• [WRITTEN INSTRUCTION] Nothing in the records may be left out or altered; reproduce them all exactly.

— Start DATA —

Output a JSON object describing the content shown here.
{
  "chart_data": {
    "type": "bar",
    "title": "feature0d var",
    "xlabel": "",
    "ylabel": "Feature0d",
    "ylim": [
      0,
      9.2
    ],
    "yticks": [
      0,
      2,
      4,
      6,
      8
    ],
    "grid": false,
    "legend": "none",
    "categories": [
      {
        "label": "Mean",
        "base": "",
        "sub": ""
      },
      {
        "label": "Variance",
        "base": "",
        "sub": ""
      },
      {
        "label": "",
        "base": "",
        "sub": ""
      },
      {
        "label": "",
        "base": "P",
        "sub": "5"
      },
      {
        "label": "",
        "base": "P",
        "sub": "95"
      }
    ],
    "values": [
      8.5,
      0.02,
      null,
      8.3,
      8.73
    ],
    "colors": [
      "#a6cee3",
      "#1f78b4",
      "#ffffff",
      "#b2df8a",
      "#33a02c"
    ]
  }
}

— End DATA —

• [SOLUTION FOR THIS EXERCISE]
Output a JSON object describing the content shown here.
{
  "chart_data": {
    "type": "bar",
    "title": "feature0d var",
    "xlabel": "",
    "ylabel": "Feature0d",
    "ylim": [
      0,
      9.2
    ],
    "yticks": [
      0,
      2,
      4,
      6,
      8
    ],
    "grid": false,
    "legend": "none",
    "categories": [
      {
        "label": "Mean",
        "base": "",
        "sub": ""
      },
      {
        "label": "Variance",
        "base": "",
        "sub": ""
      },
      {
        "label": "",
        "base": "",
        "sub": ""
      },
      {
        "label": "",
        "base": "P",
        "sub": "5"
      },
      {
        "label": "",
        "base": "P",
        "sub": "95"
      }
    ],
    "values": [
      8.5,
      0.02,
      null,
      8.3,
      8.73
    ],
    "colors": [
      "#a6cee3",
      "#1f78b4",
      "#ffffff",
      "#b2df8a",
      "#33a02c"
    ]
  }
}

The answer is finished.